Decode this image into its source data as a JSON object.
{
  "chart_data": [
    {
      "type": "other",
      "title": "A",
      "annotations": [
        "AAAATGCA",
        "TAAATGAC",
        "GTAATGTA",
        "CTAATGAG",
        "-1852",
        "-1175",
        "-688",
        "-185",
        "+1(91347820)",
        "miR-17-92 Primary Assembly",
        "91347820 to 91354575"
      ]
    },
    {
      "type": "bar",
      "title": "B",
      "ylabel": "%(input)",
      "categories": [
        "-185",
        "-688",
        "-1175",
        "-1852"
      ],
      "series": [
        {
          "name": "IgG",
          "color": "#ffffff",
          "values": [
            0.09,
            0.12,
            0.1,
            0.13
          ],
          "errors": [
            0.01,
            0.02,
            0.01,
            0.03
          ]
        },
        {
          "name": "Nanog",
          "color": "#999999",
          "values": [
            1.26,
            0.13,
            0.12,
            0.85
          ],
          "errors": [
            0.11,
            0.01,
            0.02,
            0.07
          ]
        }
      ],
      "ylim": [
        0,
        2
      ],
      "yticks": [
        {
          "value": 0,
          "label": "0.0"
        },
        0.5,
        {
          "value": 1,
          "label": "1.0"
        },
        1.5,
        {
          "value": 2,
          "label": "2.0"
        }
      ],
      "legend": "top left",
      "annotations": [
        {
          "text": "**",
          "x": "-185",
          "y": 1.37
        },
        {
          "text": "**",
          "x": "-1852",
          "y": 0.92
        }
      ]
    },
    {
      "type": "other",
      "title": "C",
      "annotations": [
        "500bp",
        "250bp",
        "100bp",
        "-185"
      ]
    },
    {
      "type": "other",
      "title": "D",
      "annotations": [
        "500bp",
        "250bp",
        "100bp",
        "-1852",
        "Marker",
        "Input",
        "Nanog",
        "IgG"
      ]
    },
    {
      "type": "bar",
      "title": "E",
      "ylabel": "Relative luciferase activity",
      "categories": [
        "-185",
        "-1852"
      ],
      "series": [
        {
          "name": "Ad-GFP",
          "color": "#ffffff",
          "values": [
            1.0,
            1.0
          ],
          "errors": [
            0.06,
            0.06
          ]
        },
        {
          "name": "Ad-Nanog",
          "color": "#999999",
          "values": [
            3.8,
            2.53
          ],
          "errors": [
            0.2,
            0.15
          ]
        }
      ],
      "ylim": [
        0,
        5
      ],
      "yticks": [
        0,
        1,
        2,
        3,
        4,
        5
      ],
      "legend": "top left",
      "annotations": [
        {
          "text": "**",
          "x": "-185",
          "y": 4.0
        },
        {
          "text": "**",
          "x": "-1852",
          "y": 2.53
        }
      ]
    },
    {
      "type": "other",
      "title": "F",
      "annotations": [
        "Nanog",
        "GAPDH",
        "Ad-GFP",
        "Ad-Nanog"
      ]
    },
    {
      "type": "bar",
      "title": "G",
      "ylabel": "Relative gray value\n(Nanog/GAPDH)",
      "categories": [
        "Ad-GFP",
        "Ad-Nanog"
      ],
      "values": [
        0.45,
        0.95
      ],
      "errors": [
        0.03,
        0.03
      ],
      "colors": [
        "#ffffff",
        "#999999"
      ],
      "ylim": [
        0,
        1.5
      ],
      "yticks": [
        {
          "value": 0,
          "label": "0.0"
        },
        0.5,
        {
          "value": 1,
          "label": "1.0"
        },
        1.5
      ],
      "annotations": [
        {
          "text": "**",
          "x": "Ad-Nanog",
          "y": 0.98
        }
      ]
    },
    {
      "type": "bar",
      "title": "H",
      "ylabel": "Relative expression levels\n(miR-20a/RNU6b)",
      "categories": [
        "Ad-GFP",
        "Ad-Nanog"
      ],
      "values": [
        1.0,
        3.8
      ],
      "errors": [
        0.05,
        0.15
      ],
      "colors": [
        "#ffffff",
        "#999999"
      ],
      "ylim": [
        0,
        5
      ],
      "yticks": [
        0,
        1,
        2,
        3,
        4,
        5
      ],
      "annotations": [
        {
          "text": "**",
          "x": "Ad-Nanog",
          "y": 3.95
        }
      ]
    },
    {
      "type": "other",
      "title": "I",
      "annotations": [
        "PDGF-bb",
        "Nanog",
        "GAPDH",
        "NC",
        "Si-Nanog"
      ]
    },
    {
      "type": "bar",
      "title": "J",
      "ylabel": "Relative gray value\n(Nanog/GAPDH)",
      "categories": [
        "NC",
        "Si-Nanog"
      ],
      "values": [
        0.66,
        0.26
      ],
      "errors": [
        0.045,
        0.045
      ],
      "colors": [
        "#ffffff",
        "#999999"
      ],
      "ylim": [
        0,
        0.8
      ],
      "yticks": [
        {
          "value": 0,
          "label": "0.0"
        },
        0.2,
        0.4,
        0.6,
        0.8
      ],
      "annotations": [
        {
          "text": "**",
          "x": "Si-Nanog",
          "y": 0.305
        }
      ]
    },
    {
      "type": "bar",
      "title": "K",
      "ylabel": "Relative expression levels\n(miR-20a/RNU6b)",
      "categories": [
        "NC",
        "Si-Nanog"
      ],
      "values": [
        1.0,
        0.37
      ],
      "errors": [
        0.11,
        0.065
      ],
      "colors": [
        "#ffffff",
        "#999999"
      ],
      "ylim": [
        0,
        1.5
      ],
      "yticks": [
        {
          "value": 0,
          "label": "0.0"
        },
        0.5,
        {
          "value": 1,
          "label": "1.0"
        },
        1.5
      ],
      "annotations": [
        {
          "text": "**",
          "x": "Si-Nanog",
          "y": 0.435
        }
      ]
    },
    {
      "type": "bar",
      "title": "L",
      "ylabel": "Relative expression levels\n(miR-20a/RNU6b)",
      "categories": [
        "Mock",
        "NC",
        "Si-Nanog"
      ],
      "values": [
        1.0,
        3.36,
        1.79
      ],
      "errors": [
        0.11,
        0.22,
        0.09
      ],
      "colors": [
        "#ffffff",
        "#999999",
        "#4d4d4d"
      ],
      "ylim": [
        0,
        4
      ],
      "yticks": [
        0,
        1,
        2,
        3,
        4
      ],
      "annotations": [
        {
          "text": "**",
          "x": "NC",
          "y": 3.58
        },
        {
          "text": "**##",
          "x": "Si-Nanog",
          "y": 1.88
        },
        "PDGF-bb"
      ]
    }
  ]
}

####

* [The problem]
Using the data above, reproduce every line exactly.

* [Exercise result]
Decode this image into its source data as a JSON object.
{
  "chart_data": [
    {
      "type": "other",
      "title": "A",
      "annotations": [
        "AAAATGCA",
        "TAAATGAC",
        "GTAATGTA",
        "CTAATGAG",
        "-1852",
        "-1175",
        "-688",
        "-185",
        "+1(91347820)",
        "miR-17-92 Primary Assembly",
        "91347820 to 91354575"
      ]
    },
    {
      "type": "bar",
      "title": "B",
      "ylabel": "%(input)",
      "categories": [
        "-185",
        "-688",
        "-1175",
        "-1852"
      ],
      "series": [
        {
          "name": "IgG",
          "color": "#ffffff",
          "values": [
            0.09,
            0.12,
            0.1,
            0.13
          ],
          "errors": [
            0.01,
            0.02,
            0.01,
            0.03
          ]
        },
        {
          "name": "Nanog",
          "color": "#999999",
          "values": [
            1.26,
            0.13,
            0.12,
            0.85
          ],
          "errors": [
            0.11,
            0.01,
            0.02,
            0.07
          ]
        }
      ],
      "ylim": [
        0,
        2
      ],
      "yticks": [
        {
          "value": 0,
          "label": "0.0"
        },
        0.5,
        {
          "value": 1,
          "label": "1.0"
        },
        1.5,
        {
          "value": 2,
          "label": "2.0"
        }
      ],
      "legend": "top left",
      "annotations": [
        {
          "text": "**",
          "x": "-185",
          "y": 1.37
        },
        {
          "text": "**",
          "x": "-1852",
          "y": 0.92
        }
      ]
    },
    {
      "type": "other",
      "title": "C",
      "annotations": [
        "500bp",
        "250bp",
        "100bp",
        "-185"
      ]
    },
    {
      "type": "other",
      "title": "D",
      "annotations": [
        "500bp",
        "250bp",
        "100bp",
        "-1852",
        "Marker",
        "Input",
        "Nanog",
        "IgG"
      ]
    },
    {
      "type": "bar",
      "title": "E",
      "ylabel": "Relative luciferase activity",
      "categories": [
        "-185",
        "-1852"
      ],
      "series": [
        {
          "name": "Ad-GFP",
          "color": "#ffffff",
          "values": [
            1.0,
            1.0
          ],
          "errors": [
            0.06,
            0.06
          ]
        },
        {
          "name": "Ad-Nanog",
          "color": "#999999",
          "values": [
            3.8,
            2.53
          ],
          "errors": [
            0.2,
            0.15
          ]
        }
      ],
      "ylim": [
        0,
        5
      ],
      "yticks": [
        0,
        1,
        2,
        3,
        4,
        5
      ],
      "legend": "top left",
      "annotations": [
        {
          "text": "**",
          "x": "-185",
          "y": 4.0
        },
        {
          "text": "**",
          "x": "-1852",
          "y": 2.53
        }
      ]
    },
    {
      "type": "other",
      "title": "F",
      "annotations": [
        "Nanog",
        "GAPDH",
        "Ad-GFP",
        "Ad-Nanog"
      ]
    },
    {
      "type": "bar",
      "title": "G",
      "ylabel": "Relative gray value\n(Nanog/GAPDH)",
      "categories": [
        "Ad-GFP",
        "Ad-Nanog"
      ],
      "values": [
        0.45,
        0.95
      ],
      "errors": [
        0.03,
        0.03
      ],
      "colors": [
        "#ffffff",
        "#999999"
      ],
      "ylim": [
        0,
        1.5
      ],
      "yticks": [
        {
          "value": 0,
          "label": "0.0"
        },
        0.5,
        {
          "value": 1,
          "label": "1.0"
        },
        1.5
      ],
      "annotations": [
        {
          "text": "**",
          "x": "Ad-Nanog",
          "y": 0.98
        }
      ]
    },
    {
      "type": "bar",
      "title": "H",
      "ylabel": "Relative expression levels\n(miR-20a/RNU6b)",
      "categories": [
        "Ad-GFP",
        "Ad-Nanog"
      ],
      "values": [
        1.0,
        3.8
      ],
      "errors": [
        0.05,
        0.15
      ],
      "colors": [
        "#ffffff",
        "#999999"
      ],
      "ylim": [
        0,
        5
      ],
      "yticks": [
        0,
        1,
        2,
        3,
        4,
        5
      ],
      "annotations": [
        {
          "text": "**",
          "x": "Ad-Nanog",
          "y": 3.95
        }
      ]
    },
    {
      "type": "other",
      "title": "I",
      "annotations": [
        "PDGF-bb",
        "Nanog",
        "GAPDH",
        "NC",
        "Si-Nanog"
      ]
    },
    {
      "type": "bar",
      "title": "J",
      "ylabel": "Relative gray value\n(Nanog/GAPDH)",
      "categories": [
        "NC",
        "Si-Nanog"
      ],
      "values": [
        0.66,
        0.26
      ],
      "errors": [
        0.045,
        0.045
      ],
      "colors": [
        "#ffffff",
        "#999999"
      ],
      "ylim": [
        0,
        0.8
      ],
      "yticks": [
        {
          "value": 0,
          "label": "0.0"
        },
        0.2,
        0.4,
        0.6,
        0.8
      ],
      "annotations": [
        {
          "text": "**",
          "x": "Si-Nanog",
          "y": 0.305
        }
      ]
    },
    {
      "type": "bar",
      "title": "K",
      "ylabel": "Relative expression levels\n(miR-20a/RNU6b)",
      "categories": [
        "NC",
        "Si-Nanog"
      ],
      "values": [
        1.0,
        0.37
      ],
      "errors": [
        0.11,
        0.065
      ],
      "colors": [
        "#ffffff",
        "#999999"
      ],
      "ylim": [
        0,
        1.5
      ],
      "yticks": [
        {
          "value": 0,
          "label": "0.0"
        },
        0.5,
        {
          "value": 1,
          "label": "1.0"
        },
        1.5
      ],
      "annotations": [
        {
          "text": "**",
          "x": "Si-Nanog",
          "y": 0.435
        }
      ]
    },
    {
      "type": "bar",
      "title": "L",
      "ylabel": "Relative expression levels\n(miR-20a/RNU6b)",
      "categories": [
        "Mock",
        "NC",
        "Si-Nanog"
      ],
      "values": [
        1.0,
        3.36,
        1.79
      ],
      "errors": [
        0.11,
        0.22,
        0.09
      ],
      "colors": [
        "#ffffff",
        "#999999",
        "#4d4d4d"
      ],
      "ylim": [
        0,
        4
      ],
      "yticks": [
        0,
        1,
        2,
        3,
        4
      ],
      "annotations": [
        {
          "text": "**",
          "x": "NC",
          "y": 3.58
        },
        {
          "text": "**##",
          "x": "Si-Nanog",
          "y": 1.88
        },
        "PDGF-bb"
      ]
    }
  ]
}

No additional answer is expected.